[Records from a data collection]
#####
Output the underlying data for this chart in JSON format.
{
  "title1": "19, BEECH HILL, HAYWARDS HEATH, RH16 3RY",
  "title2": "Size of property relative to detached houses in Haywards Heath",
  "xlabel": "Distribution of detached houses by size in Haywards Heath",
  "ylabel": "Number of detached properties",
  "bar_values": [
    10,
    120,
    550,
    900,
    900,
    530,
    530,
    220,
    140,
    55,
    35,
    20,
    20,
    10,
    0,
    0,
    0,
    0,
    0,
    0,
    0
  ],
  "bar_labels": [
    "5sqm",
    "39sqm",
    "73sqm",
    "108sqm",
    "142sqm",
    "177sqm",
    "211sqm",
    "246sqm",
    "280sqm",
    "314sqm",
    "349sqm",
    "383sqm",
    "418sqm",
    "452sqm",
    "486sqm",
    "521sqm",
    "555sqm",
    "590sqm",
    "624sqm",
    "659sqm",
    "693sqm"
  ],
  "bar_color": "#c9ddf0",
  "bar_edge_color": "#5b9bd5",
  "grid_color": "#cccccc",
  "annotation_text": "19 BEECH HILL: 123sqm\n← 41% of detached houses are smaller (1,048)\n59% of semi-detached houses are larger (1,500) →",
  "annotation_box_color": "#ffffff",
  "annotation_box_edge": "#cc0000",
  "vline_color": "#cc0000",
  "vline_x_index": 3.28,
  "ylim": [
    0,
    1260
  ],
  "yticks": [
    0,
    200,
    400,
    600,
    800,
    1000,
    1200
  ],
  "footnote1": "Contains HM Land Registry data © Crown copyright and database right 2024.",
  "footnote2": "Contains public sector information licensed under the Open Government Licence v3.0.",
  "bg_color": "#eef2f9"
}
#####
**GIVEN TASK**
Working from the material above, retype it in its entirety without change.

**THE ANSWER**
Output the underlying data for this chart in JSON format.
{
  "title1": "19, BEECH HILL, HAYWARDS HEATH, RH16 3RY",
  "title2": "Size of property relative to detached houses in Haywards Heath",
  "xlabel": "Distribution of detached houses by size in Haywards Heath",
  "ylabel": "Number of detached properties",
  "bar_values": [
    10,
    120,
    550,
    900,
    900,
    530,
    530,
    220,
    140,
    55,
    35,
    20,
    20,
    10,
    0,
    0,
    0,
    0,
    0,
    0,
    0
  ],
  "bar_labels": [
    "5sqm",
    "39sqm",
    "73sqm",
    "108sqm",
    "142sqm",
    "177sqm",
    "211sqm",
    "246sqm",
    "280sqm",
    "314sqm",
    "349sqm",
    "383sqm",
    "418sqm",
    "452sqm",
    "486sqm",
    "521sqm",
    "555sqm",
    "590sqm",
    "624sqm",
    "659sqm",
    "693sqm"
  ],
  "bar_color": "#c9ddf0",
  "bar_edge_color": "#5b9bd5",
  "grid_color": "#cccccc",
  "annotation_text": "19 BEECH HILL: 123sqm\n← 41% of detached houses are smaller (1,048)\n59% of semi-detached houses are larger (1,500) →",
  "annotation_box_color": "#ffffff",
  "annotation_box_edge": "#cc0000",
  "vline_color": "#cc0000",
  "vline_x_index": 3.28,
  "ylim": [
    0,
    1260
  ],
  "yticks": [
    0,
    200,
    400,
    600,
    800,
    1000,
    1200
  ],
  "footnote1": "Contains HM Land Registry data © Crown copyright and database right 2024.",
  "footnote2": "Contains public sector information licensed under the Open Government Licence v3.0.",
  "bg_color": "#eef2f9"
}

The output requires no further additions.